*TO BE DONE*:
Each entry below should be returned exactly as is, with the pictures removed.

=== SUPPLIED MATERIAL ===

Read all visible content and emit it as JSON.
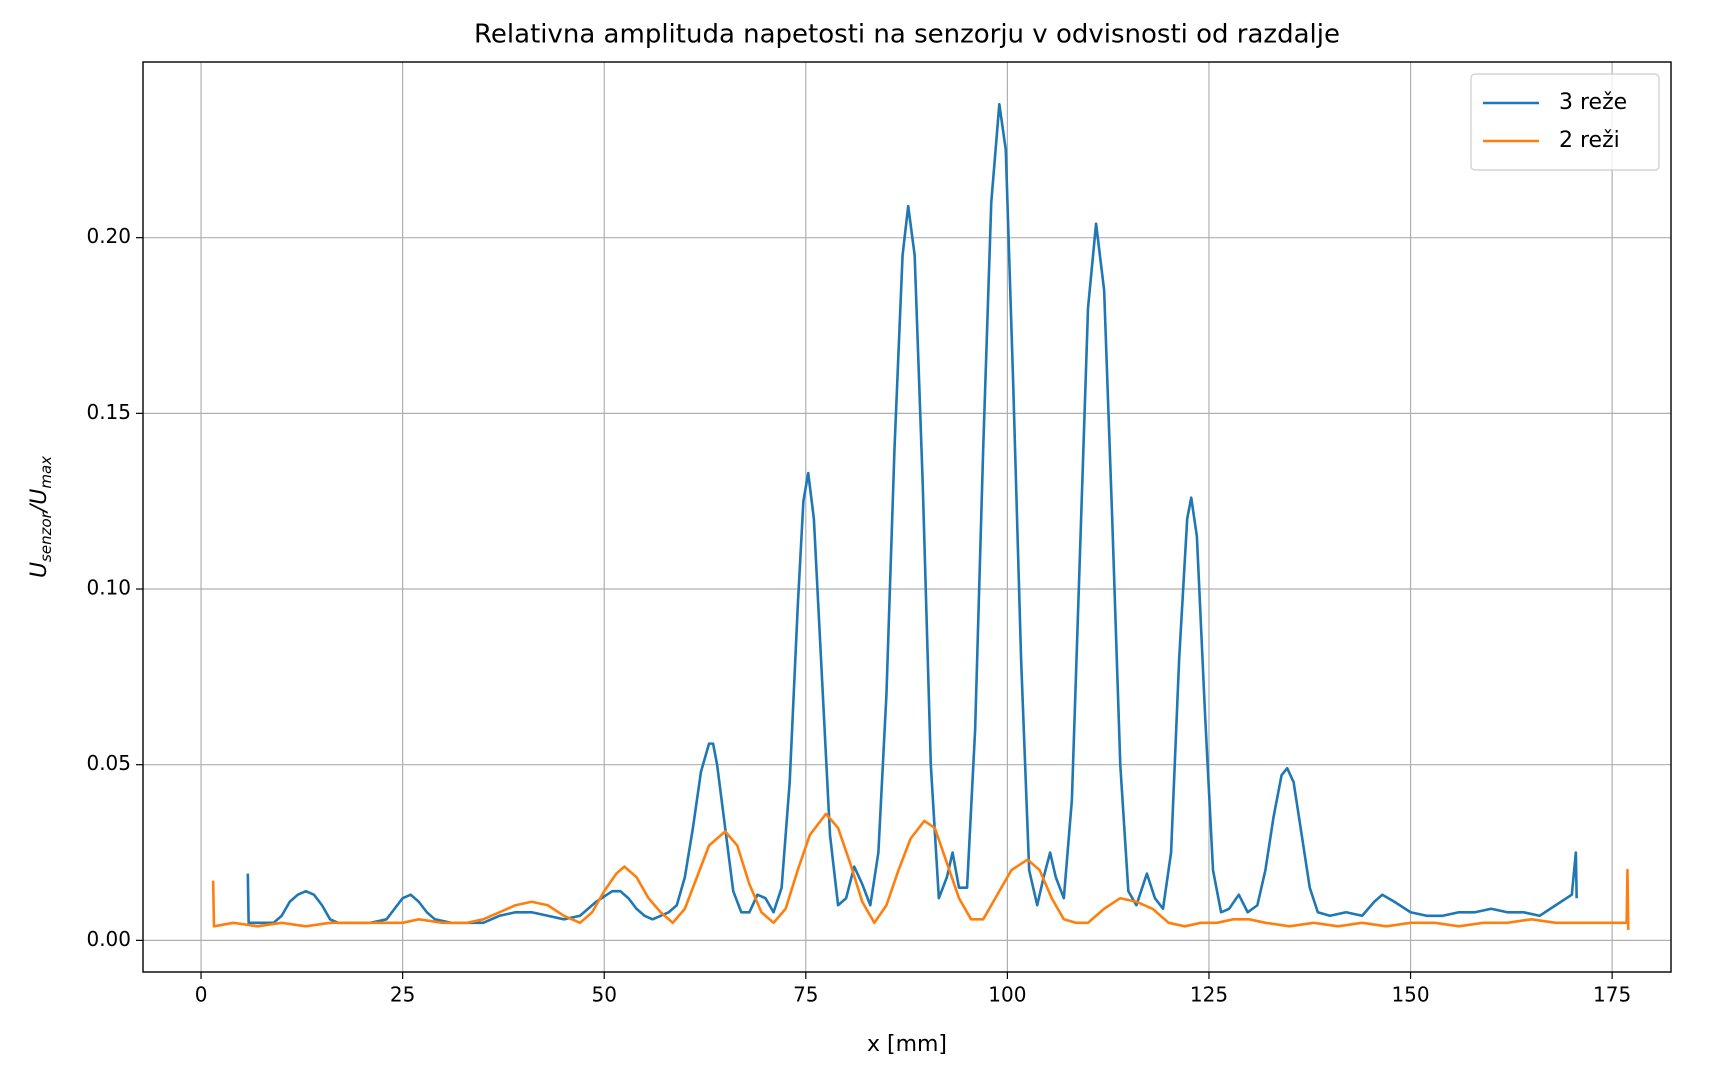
{
  "chart_data": {
    "type": "line",
    "title": "Relativna amplituda napetosti na senzorju v odvisnosti od razdalje",
    "xlabel": "x [mm]",
    "ylabel": [
      "U",
      "senzor",
      "/U",
      "max"
    ],
    "xlim": [
      -7.2,
      182.3
    ],
    "ylim": [
      -0.009,
      0.25
    ],
    "xticks": [
      0,
      25,
      50,
      75,
      100,
      125,
      150,
      175
    ],
    "yticks": [
      {
        "value": 0,
        "label": "0.00"
      },
      {
        "value": 0.05,
        "label": "0.05"
      },
      {
        "value": 0.1,
        "label": "0.10"
      },
      {
        "value": 0.15,
        "label": "0.15"
      },
      {
        "value": 0.2,
        "label": "0.20"
      }
    ],
    "grid": true,
    "legend": "upper right",
    "series": [
      {
        "name": "3 reže",
        "color": "#1f77b4",
        "x": [
          5.8,
          5.9,
          7,
          8,
          9,
          10,
          11,
          12,
          13,
          14,
          15,
          16,
          17,
          19,
          21,
          23,
          24,
          25,
          26,
          27,
          28,
          29,
          31,
          33,
          35,
          37,
          39,
          41,
          43,
          45,
          47,
          49,
          51,
          52,
          53,
          54,
          55,
          56,
          57,
          58,
          59,
          60,
          61,
          62,
          63,
          63.5,
          64,
          65,
          66,
          67,
          68,
          69,
          70,
          71,
          72,
          73,
          74,
          74.7,
          75.3,
          76,
          77,
          78,
          79,
          80,
          81,
          82,
          83,
          84,
          85,
          86,
          87,
          87.7,
          88.5,
          89.5,
          90.5,
          91.5,
          92.5,
          93.2,
          94,
          95,
          96,
          97,
          98,
          99,
          99.8,
          100.7,
          101.7,
          102.7,
          103.7,
          104.5,
          105.3,
          106,
          107,
          108,
          109,
          110,
          111,
          112,
          113,
          114,
          115,
          116,
          117.3,
          118.3,
          119.3,
          120.3,
          121.3,
          122.3,
          122.8,
          123.5,
          124.5,
          125.5,
          126.5,
          127.5,
          128.7,
          129.8,
          131,
          132,
          133,
          134,
          134.7,
          135.5,
          136.5,
          137.5,
          138.5,
          140,
          142,
          144,
          145.5,
          146.5,
          148,
          150,
          152,
          154,
          156,
          158,
          160,
          162,
          164,
          166,
          168,
          170,
          170.5,
          170.6
        ],
        "values": [
          0.019,
          0.005,
          0.005,
          0.005,
          0.005,
          0.007,
          0.011,
          0.013,
          0.014,
          0.013,
          0.01,
          0.006,
          0.005,
          0.005,
          0.005,
          0.006,
          0.009,
          0.012,
          0.013,
          0.011,
          0.008,
          0.006,
          0.005,
          0.005,
          0.005,
          0.007,
          0.008,
          0.008,
          0.007,
          0.006,
          0.007,
          0.011,
          0.014,
          0.014,
          0.012,
          0.009,
          0.007,
          0.006,
          0.007,
          0.008,
          0.01,
          0.018,
          0.032,
          0.048,
          0.056,
          0.056,
          0.05,
          0.032,
          0.014,
          0.008,
          0.008,
          0.013,
          0.012,
          0.008,
          0.015,
          0.045,
          0.095,
          0.125,
          0.133,
          0.12,
          0.075,
          0.03,
          0.01,
          0.012,
          0.021,
          0.016,
          0.01,
          0.025,
          0.07,
          0.14,
          0.195,
          0.209,
          0.195,
          0.13,
          0.05,
          0.012,
          0.018,
          0.025,
          0.015,
          0.015,
          0.06,
          0.14,
          0.21,
          0.238,
          0.225,
          0.16,
          0.08,
          0.02,
          0.01,
          0.018,
          0.025,
          0.018,
          0.012,
          0.04,
          0.11,
          0.18,
          0.204,
          0.185,
          0.12,
          0.05,
          0.014,
          0.01,
          0.019,
          0.012,
          0.009,
          0.025,
          0.08,
          0.12,
          0.126,
          0.115,
          0.065,
          0.02,
          0.008,
          0.009,
          0.013,
          0.008,
          0.01,
          0.02,
          0.035,
          0.047,
          0.049,
          0.045,
          0.03,
          0.015,
          0.008,
          0.007,
          0.008,
          0.007,
          0.011,
          0.013,
          0.011,
          0.008,
          0.007,
          0.007,
          0.008,
          0.008,
          0.009,
          0.008,
          0.008,
          0.007,
          0.01,
          0.013,
          0.025,
          0.012
        ]
      },
      {
        "name": "2 reži",
        "color": "#ff7f0e",
        "x": [
          1.5,
          1.6,
          4,
          7,
          10,
          13,
          16,
          19,
          22,
          25,
          27,
          30,
          33,
          35,
          37,
          39,
          41,
          43,
          45,
          47,
          48.5,
          50,
          51.5,
          52.5,
          54,
          55.5,
          57,
          58.5,
          60,
          61.5,
          63,
          65,
          66.5,
          68,
          69.5,
          71,
          72.5,
          74,
          75.5,
          77.5,
          79,
          80.5,
          82,
          83.5,
          85,
          86.5,
          88,
          89.7,
          91,
          92.5,
          94,
          95.5,
          97,
          98.5,
          100.5,
          102.5,
          104,
          105.5,
          107,
          108.5,
          110,
          112,
          114,
          116,
          118,
          120,
          122,
          124,
          126,
          128,
          130,
          132,
          135,
          138,
          141,
          144,
          147,
          150,
          153,
          156,
          159,
          162,
          165,
          168,
          171,
          174,
          176.8,
          176.9,
          177
        ],
        "values": [
          0.017,
          0.004,
          0.005,
          0.004,
          0.005,
          0.004,
          0.005,
          0.005,
          0.005,
          0.005,
          0.006,
          0.005,
          0.005,
          0.006,
          0.008,
          0.01,
          0.011,
          0.01,
          0.007,
          0.005,
          0.008,
          0.014,
          0.019,
          0.021,
          0.018,
          0.012,
          0.008,
          0.005,
          0.009,
          0.018,
          0.027,
          0.031,
          0.027,
          0.016,
          0.008,
          0.005,
          0.009,
          0.02,
          0.03,
          0.036,
          0.032,
          0.022,
          0.011,
          0.005,
          0.01,
          0.02,
          0.029,
          0.034,
          0.032,
          0.022,
          0.012,
          0.006,
          0.006,
          0.012,
          0.02,
          0.023,
          0.02,
          0.012,
          0.006,
          0.005,
          0.005,
          0.009,
          0.012,
          0.011,
          0.009,
          0.005,
          0.004,
          0.005,
          0.005,
          0.006,
          0.006,
          0.005,
          0.004,
          0.005,
          0.004,
          0.005,
          0.004,
          0.005,
          0.005,
          0.004,
          0.005,
          0.005,
          0.006,
          0.005,
          0.005,
          0.005,
          0.005,
          0.02,
          0.003
        ]
      }
    ]
  }
}
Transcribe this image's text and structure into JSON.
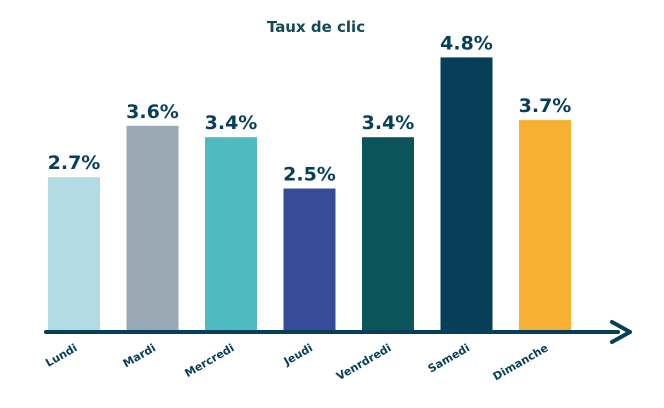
{
  "chart_data": {
    "type": "bar",
    "title": "Taux de clic",
    "xlabel": "",
    "ylabel": "",
    "categories": [
      "Lundi",
      "Mardi",
      "Mercredi",
      "Jeudi",
      "Venrdredi",
      "Samedi",
      "Dimanche"
    ],
    "values": [
      2.7,
      3.6,
      3.4,
      2.5,
      3.4,
      4.8,
      3.7
    ],
    "value_labels": [
      "2.7%",
      "3.6%",
      "3.4%",
      "2.5%",
      "3.4%",
      "4.8%",
      "3.7%"
    ],
    "colors": [
      "#b3dce6",
      "#99a8b2",
      "#4fbac0",
      "#364c9b",
      "#0b5459",
      "#073f5a",
      "#f7b032"
    ],
    "ylim": [
      0,
      5
    ],
    "grid": false,
    "legend": "none"
  },
  "style": {
    "title_color": "#124b55",
    "label_color": "#063f5a",
    "axis_color": "#063f5a"
  }
}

===

*WRITTEN SOLUTION*:
Read all visible content and emit it as JSON.
{
  "chart_data": {
    "type": "line",
    "title": "Relativna amplituda napetosti na senzorju v odvisnosti od razdalje",
    "xlabel": "x [mm]",
    "ylabel": [
      "U",
      "senzor",
      "/U",
      "max"
    ],
    "xlim": [
      -7.2,
      182.3
    ],
    "ylim": [
      -0.009,
      0.25
    ],
    "xticks": [
      0,
      25,
      50,
      75,
      100,
      125,
      150,
      175
    ],
    "yticks": [
      {
        "value": 0,
        "label": "0.00"
      },
      {
        "value": 0.05,
        "label": "0.05"
      },
      {
        "value": 0.1,
        "label": "0.10"
      },
      {
        "value": 0.15,
        "label": "0.15"
      },
      {
        "value": 0.2,
        "label": "0.20"
      }
    ],
    "grid": true,
    "legend": "upper right",
    "series": [
      {
        "name": "3 reže",
        "color": "#1f77b4",
        "x": [
          5.8,
          5.9,
          7,
          8,
          9,
          10,
          11,
          12,
          13,
          14,
          15,
          16,
          17,
          19,
          21,
          23,
          24,
          25,
          26,
          27,
          28,
          29,
          31,
          33,
          35,
          37,
          39,
          41,
          43,
          45,
          47,
          49,
          51,
          52,
          53,
          54,
          55,
          56,
          57,
          58,
          59,
          60,
          61,
          62,
          63,
          63.5,
          64,
          65,
          66,
          67,
          68,
          69,
          70,
          71,
          72,
          73,
          74,
          74.7,
          75.3,
          76,
          77,
          78,
          79,
          80,
          81,
          82,
          83,
          84,
          85,
          86,
          87,
          87.7,
          88.5,
          89.5,
          90.5,
          91.5,
          92.5,
          93.2,
          94,
          95,
          96,
          97,
          98,
          99,
          99.8,
          100.7,
          101.7,
          102.7,
          103.7,
          104.5,
          105.3,
          106,
          107,
          108,
          109,
          110,
          111,
          112,
          113,
          114,
          115,
          116,
          117.3,
          118.3,
          119.3,
          120.3,
          121.3,
          122.3,
          122.8,
          123.5,
          124.5,
          125.5,
          126.5,
          127.5,
          128.7,
          129.8,
          131,
          132,
          133,
          134,
          134.7,
          135.5,
          136.5,
          137.5,
          138.5,
          140,
          142,
          144,
          145.5,
          146.5,
          148,
          150,
          152,
          154,
          156,
          158,
          160,
          162,
          164,
          166,
          168,
          170,
          170.5,
          170.6
        ],
        "values": [
          0.019,
          0.005,
          0.005,
          0.005,
          0.005,
          0.007,
          0.011,
          0.013,
          0.014,
          0.013,
          0.01,
          0.006,
          0.005,
          0.005,
          0.005,
          0.006,
          0.009,
          0.012,
          0.013,
          0.011,
          0.008,
          0.006,
          0.005,
          0.005,
          0.005,
          0.007,
          0.008,
          0.008,
          0.007,
          0.006,
          0.007,
          0.011,
          0.014,
          0.014,
          0.012,
          0.009,
          0.007,
          0.006,
          0.007,
          0.008,
          0.01,
          0.018,
          0.032,
          0.048,
          0.056,
          0.056,
          0.05,
          0.032,
          0.014,
          0.008,
          0.008,
          0.013,
          0.012,
          0.008,
          0.015,
          0.045,
          0.095,
          0.125,
          0.133,
          0.12,
          0.075,
          0.03,
          0.01,
          0.012,
          0.021,
          0.016,
          0.01,
          0.025,
          0.07,
          0.14,
          0.195,
          0.209,
          0.195,
          0.13,
          0.05,
          0.012,
          0.018,
          0.025,
          0.015,
          0.015,
          0.06,
          0.14,
          0.21,
          0.238,
          0.225,
          0.16,
          0.08,
          0.02,
          0.01,
          0.018,
          0.025,
          0.018,
          0.012,
          0.04,
          0.11,
          0.18,
          0.204,
          0.185,
          0.12,
          0.05,
          0.014,
          0.01,
          0.019,
          0.012,
          0.009,
          0.025,
          0.08,
          0.12,
          0.126,
          0.115,
          0.065,
          0.02,
          0.008,
          0.009,
          0.013,
          0.008,
          0.01,
          0.02,
          0.035,
          0.047,
          0.049,
          0.045,
          0.03,
          0.015,
          0.008,
          0.007,
          0.008,
          0.007,
          0.011,
          0.013,
          0.011,
          0.008,
          0.007,
          0.007,
          0.008,
          0.008,
          0.009,
          0.008,
          0.008,
          0.007,
          0.01,
          0.013,
          0.025,
          0.012
        ]
      },
      {
        "name": "2 reži",
        "color": "#ff7f0e",
        "x": [
          1.5,
          1.6,
          4,
          7,
          10,
          13,
          16,
          19,
          22,
          25,
          27,
          30,
          33,
          35,
          37,
          39,
          41,
          43,
          45,
          47,
          48.5,
          50,
          51.5,
          52.5,
          54,
          55.5,
          57,
          58.5,
          60,
          61.5,
          63,
          65,
          66.5,
          68,
          69.5,
          71,
          72.5,
          74,
          75.5,
          77.5,
          79,
          80.5,
          82,
          83.5,
          85,
          86.5,
          88,
          89.7,
          91,
          92.5,
          94,
          95.5,
          97,
          98.5,
          100.5,
          102.5,
          104,
          105.5,
          107,
          108.5,
          110,
          112,
          114,
          116,
          118,
          120,
          122,
          124,
          126,
          128,
          130,
          132,
          135,
          138,
          141,
          144,
          147,
          150,
          153,
          156,
          159,
          162,
          165,
          168,
          171,
          174,
          176.8,
          176.9,
          177
        ],
        "values": [
          0.017,
          0.004,
          0.005,
          0.004,
          0.005,
          0.004,
          0.005,
          0.005,
          0.005,
          0.005,
          0.006,
          0.005,
          0.005,
          0.006,
          0.008,
          0.01,
          0.011,
          0.01,
          0.007,
          0.005,
          0.008,
          0.014,
          0.019,
          0.021,
          0.018,
          0.012,
          0.008,
          0.005,
          0.009,
          0.018,
          0.027,
          0.031,
          0.027,
          0.016,
          0.008,
          0.005,
          0.009,
          0.02,
          0.03,
          0.036,
          0.032,
          0.022,
          0.011,
          0.005,
          0.01,
          0.02,
          0.029,
          0.034,
          0.032,
          0.022,
          0.012,
          0.006,
          0.006,
          0.012,
          0.02,
          0.023,
          0.02,
          0.012,
          0.006,
          0.005,
          0.005,
          0.009,
          0.012,
          0.011,
          0.009,
          0.005,
          0.004,
          0.005,
          0.005,
          0.006,
          0.006,
          0.005,
          0.004,
          0.005,
          0.004,
          0.005,
          0.004,
          0.005,
          0.005,
          0.004,
          0.005,
          0.005,
          0.006,
          0.005,
          0.005,
          0.005,
          0.005,
          0.02,
          0.003
        ]
      }
    ]
  }
}
Transcribe this image's text and structure into JSON.
{
  "chart_data": {
    "type": "bar",
    "title": "Taux de clic",
    "xlabel": "",
    "ylabel": "",
    "categories": [
      "Lundi",
      "Mardi",
      "Mercredi",
      "Jeudi",
      "Venrdredi",
      "Samedi",
      "Dimanche"
    ],
    "values": [
      2.7,
      3.6,
      3.4,
      2.5,
      3.4,
      4.8,
      3.7
    ],
    "value_labels": [
      "2.7%",
      "3.6%",
      "3.4%",
      "2.5%",
      "3.4%",
      "4.8%",
      "3.7%"
    ],
    "colors": [
      "#b3dce6",
      "#99a8b2",
      "#4fbac0",
      "#364c9b",
      "#0b5459",
      "#073f5a",
      "#f7b032"
    ],
    "ylim": [
      0,
      5
    ],
    "grid": false,
    "legend": "none"
  },
  "style": {
    "title_color": "#124b55",
    "label_color": "#063f5a",
    "axis_color": "#063f5a"
  }
}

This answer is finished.